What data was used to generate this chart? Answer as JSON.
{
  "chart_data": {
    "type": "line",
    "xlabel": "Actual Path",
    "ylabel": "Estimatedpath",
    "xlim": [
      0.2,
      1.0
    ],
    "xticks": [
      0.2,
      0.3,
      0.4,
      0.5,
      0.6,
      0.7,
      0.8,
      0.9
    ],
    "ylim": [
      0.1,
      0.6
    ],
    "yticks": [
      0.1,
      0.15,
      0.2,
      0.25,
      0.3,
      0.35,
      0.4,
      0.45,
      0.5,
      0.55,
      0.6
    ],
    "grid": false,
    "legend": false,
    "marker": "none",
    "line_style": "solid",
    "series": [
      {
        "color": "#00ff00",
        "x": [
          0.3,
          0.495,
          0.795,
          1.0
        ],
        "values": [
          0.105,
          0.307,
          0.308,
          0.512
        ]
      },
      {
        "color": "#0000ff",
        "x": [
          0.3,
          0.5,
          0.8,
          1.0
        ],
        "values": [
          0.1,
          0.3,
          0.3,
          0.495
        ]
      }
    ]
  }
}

*-*-*

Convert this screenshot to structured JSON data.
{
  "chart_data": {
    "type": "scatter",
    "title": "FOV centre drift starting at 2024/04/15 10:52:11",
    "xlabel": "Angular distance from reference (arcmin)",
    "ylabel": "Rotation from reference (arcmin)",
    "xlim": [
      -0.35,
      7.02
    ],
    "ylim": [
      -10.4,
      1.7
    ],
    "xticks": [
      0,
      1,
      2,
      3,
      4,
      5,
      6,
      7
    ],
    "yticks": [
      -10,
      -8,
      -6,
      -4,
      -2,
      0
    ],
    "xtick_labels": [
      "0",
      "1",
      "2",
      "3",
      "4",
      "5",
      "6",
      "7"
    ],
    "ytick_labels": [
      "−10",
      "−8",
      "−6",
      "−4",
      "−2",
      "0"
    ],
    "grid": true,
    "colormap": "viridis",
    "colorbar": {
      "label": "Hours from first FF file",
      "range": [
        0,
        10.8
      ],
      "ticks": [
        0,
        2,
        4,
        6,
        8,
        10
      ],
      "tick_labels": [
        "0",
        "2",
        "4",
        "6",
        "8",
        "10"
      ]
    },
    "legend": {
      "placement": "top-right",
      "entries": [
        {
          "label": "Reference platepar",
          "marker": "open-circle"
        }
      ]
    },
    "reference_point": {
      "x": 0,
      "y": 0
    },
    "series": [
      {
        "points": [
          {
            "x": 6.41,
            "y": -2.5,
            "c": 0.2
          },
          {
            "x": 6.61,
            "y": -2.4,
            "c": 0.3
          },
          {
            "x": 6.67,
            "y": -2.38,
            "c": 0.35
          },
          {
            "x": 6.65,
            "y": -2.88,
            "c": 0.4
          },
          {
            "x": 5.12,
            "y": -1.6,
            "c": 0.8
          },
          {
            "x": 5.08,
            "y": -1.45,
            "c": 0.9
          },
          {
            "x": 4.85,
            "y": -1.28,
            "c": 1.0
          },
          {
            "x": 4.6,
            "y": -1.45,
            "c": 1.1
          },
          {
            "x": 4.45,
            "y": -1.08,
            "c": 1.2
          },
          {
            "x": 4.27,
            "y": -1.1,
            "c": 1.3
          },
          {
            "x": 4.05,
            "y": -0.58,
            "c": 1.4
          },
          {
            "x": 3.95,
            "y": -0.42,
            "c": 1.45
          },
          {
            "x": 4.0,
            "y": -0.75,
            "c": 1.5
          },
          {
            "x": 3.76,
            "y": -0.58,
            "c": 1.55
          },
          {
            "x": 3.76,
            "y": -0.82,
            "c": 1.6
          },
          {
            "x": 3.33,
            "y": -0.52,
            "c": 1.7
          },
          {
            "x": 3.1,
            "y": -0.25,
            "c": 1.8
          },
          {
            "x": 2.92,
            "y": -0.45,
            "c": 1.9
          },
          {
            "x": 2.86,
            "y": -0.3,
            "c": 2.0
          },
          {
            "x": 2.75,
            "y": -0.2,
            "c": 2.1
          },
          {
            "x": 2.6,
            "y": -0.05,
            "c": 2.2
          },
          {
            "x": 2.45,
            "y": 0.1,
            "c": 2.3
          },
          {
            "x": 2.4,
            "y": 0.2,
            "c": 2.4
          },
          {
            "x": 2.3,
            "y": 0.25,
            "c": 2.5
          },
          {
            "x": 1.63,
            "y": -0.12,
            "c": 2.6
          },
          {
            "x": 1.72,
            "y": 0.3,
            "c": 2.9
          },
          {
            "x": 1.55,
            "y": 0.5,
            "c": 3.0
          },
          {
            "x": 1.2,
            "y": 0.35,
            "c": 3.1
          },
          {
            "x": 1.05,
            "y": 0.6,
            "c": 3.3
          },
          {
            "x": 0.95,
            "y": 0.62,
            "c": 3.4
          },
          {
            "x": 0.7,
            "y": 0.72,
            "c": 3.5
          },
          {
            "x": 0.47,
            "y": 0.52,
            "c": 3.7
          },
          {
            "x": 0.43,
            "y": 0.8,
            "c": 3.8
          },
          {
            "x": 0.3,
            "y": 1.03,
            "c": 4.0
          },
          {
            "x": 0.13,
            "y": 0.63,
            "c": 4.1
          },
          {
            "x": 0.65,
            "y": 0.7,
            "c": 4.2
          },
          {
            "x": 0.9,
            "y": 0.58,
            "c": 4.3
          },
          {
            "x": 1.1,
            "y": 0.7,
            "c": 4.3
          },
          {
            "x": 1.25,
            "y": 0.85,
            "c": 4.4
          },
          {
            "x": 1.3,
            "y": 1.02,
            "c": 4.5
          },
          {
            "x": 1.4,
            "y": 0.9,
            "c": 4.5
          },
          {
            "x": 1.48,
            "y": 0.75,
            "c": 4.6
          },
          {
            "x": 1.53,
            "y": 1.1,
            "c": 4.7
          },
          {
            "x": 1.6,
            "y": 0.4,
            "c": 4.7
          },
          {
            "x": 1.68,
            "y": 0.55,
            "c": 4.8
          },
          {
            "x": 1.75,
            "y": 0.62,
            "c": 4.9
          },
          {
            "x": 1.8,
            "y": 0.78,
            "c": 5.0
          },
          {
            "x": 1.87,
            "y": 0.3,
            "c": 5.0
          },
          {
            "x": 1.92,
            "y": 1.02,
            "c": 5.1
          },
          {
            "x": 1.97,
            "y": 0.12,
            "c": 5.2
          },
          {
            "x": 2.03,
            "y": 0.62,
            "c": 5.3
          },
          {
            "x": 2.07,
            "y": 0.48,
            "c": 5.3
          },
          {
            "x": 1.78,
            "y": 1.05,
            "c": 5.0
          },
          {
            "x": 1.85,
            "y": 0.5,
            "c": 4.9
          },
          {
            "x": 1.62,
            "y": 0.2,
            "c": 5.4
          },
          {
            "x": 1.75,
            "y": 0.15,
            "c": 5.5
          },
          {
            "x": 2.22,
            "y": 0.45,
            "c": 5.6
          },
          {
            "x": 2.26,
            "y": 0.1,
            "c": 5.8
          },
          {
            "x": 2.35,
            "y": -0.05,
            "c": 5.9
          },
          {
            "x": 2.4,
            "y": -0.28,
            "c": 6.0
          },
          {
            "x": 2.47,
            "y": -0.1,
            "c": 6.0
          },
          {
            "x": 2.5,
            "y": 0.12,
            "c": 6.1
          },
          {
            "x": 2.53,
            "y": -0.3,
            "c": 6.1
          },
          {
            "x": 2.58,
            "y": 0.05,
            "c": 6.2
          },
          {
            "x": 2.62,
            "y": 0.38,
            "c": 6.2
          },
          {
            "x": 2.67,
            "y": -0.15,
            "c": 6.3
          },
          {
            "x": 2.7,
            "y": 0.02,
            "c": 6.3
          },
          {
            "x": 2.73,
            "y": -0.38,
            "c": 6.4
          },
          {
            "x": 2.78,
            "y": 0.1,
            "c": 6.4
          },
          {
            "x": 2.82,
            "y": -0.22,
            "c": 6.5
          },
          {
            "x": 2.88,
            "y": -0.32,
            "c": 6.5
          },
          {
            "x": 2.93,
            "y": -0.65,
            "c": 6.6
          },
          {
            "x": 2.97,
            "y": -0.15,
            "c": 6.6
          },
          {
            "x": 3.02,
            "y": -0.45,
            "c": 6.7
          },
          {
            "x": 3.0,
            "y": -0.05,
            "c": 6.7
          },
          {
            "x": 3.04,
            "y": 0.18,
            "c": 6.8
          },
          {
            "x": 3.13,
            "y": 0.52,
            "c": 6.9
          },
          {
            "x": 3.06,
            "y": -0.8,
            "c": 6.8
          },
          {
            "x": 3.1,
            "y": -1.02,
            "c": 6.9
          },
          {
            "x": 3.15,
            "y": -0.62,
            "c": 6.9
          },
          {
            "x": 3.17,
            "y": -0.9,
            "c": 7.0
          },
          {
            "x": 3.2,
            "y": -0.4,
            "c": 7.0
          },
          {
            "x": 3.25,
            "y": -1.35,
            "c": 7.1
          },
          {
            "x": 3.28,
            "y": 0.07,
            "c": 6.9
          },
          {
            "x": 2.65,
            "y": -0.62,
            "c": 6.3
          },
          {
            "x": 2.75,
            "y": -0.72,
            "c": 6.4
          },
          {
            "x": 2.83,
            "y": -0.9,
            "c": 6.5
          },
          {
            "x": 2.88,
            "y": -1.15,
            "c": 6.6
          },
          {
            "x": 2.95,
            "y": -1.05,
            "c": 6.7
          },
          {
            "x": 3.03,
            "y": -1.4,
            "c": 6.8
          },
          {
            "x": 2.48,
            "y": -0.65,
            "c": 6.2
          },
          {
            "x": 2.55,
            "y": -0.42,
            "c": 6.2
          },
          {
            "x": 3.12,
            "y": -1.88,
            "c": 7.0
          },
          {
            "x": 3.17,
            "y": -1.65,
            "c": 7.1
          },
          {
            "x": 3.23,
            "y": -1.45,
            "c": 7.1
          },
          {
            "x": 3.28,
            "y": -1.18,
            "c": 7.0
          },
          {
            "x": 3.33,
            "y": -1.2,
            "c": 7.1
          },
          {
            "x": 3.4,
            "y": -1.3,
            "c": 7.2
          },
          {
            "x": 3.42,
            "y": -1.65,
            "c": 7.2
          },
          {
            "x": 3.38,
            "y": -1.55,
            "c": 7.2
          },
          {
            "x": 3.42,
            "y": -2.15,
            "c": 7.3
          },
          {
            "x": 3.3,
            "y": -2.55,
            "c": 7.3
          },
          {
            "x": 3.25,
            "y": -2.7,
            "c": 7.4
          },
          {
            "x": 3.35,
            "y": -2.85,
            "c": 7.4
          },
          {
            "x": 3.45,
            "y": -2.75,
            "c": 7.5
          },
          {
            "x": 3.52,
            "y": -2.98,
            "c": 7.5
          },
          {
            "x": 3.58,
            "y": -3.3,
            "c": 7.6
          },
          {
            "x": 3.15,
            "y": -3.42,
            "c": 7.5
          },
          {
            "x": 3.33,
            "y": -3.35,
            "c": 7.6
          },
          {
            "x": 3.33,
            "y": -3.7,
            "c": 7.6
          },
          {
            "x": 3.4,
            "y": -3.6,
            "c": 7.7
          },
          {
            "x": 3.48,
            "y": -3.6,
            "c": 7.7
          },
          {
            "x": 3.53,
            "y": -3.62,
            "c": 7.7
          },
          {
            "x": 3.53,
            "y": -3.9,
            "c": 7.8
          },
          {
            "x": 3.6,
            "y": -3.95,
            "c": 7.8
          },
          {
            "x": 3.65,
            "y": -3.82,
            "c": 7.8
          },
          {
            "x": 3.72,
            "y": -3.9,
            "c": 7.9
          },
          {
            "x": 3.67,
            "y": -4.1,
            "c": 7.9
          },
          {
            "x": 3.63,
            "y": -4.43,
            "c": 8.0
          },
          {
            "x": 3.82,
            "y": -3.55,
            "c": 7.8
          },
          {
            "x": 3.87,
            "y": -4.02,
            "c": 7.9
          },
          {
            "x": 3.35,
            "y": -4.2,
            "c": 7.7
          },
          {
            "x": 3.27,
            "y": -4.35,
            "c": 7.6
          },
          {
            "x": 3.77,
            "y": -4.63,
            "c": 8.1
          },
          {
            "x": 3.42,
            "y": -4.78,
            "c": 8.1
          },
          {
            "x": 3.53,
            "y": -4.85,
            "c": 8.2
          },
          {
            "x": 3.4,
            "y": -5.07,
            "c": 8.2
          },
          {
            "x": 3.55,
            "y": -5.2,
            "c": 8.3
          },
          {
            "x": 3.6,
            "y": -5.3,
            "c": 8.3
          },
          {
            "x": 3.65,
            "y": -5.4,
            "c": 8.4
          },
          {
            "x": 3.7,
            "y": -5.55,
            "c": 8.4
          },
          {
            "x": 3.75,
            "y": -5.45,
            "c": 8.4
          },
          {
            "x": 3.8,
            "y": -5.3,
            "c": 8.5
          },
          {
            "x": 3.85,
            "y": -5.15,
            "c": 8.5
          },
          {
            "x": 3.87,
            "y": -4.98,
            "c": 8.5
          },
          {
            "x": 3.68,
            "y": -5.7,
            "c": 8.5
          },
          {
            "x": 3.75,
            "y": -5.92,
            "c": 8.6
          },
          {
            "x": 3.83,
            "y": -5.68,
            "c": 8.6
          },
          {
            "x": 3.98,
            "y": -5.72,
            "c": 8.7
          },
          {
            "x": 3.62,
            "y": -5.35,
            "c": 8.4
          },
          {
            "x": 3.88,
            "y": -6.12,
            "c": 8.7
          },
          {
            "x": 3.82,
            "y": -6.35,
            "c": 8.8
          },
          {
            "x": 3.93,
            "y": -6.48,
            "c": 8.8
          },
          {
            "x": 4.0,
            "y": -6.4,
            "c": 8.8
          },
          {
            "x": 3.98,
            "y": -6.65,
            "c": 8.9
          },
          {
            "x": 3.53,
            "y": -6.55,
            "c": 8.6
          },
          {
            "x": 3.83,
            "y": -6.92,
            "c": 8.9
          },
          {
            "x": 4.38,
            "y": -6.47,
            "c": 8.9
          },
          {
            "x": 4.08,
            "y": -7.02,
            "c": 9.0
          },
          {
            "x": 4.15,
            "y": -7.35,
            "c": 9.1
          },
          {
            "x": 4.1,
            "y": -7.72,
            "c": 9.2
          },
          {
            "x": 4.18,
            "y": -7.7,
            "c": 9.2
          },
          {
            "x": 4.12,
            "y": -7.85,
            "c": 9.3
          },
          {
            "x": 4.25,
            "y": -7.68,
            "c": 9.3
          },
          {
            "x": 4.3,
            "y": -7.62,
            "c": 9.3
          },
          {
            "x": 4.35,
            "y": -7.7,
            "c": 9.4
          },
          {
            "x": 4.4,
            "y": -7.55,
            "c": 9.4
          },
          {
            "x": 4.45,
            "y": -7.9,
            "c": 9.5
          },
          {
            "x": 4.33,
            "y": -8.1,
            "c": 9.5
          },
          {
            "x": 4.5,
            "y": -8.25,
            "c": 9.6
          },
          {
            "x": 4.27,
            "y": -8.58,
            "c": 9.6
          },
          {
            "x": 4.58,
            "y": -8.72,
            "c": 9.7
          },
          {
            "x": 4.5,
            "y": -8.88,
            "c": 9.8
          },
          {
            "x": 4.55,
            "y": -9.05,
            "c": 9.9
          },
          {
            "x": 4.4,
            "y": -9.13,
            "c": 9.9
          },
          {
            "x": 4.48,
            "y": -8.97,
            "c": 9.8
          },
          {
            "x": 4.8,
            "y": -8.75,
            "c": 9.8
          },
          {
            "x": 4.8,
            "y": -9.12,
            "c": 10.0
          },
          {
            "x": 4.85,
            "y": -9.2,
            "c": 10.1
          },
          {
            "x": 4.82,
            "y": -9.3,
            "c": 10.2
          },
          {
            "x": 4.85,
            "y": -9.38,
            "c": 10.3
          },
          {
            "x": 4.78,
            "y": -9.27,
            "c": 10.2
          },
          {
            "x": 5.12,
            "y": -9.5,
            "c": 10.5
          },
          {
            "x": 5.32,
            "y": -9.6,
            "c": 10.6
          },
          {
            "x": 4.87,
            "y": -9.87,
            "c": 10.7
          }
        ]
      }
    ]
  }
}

*-*-*

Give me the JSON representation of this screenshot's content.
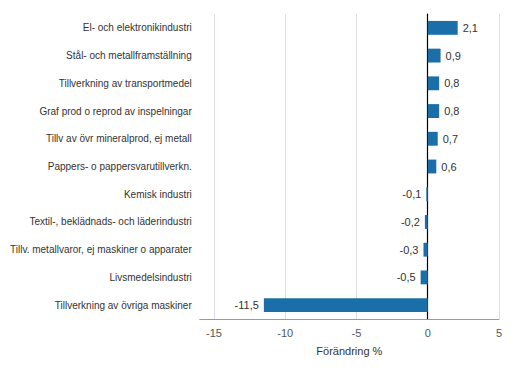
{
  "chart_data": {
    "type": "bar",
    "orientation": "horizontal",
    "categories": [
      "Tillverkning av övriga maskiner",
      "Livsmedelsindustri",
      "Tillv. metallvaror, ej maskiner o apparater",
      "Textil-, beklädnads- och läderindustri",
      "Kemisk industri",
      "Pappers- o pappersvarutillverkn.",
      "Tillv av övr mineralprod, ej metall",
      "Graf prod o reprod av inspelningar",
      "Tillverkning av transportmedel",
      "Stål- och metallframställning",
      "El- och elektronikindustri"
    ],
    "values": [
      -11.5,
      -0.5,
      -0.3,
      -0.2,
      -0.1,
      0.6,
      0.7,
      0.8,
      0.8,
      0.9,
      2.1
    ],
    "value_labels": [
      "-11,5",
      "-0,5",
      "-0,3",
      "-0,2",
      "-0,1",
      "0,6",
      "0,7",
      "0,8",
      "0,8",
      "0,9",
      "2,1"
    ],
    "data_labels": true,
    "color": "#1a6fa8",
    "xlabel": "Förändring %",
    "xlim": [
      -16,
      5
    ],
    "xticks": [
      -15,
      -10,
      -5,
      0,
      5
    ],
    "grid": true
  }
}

*-*-*

**WHAT THE EXERCISE ASKS:**
Go through the listing above and return every line where the word "JSON" occurs.

**TASK OUTPUT:**
What data was used to generate this chart? Answer as JSON.
Convert this screenshot to structured JSON data.
Give me the JSON representation of this screenshot's content.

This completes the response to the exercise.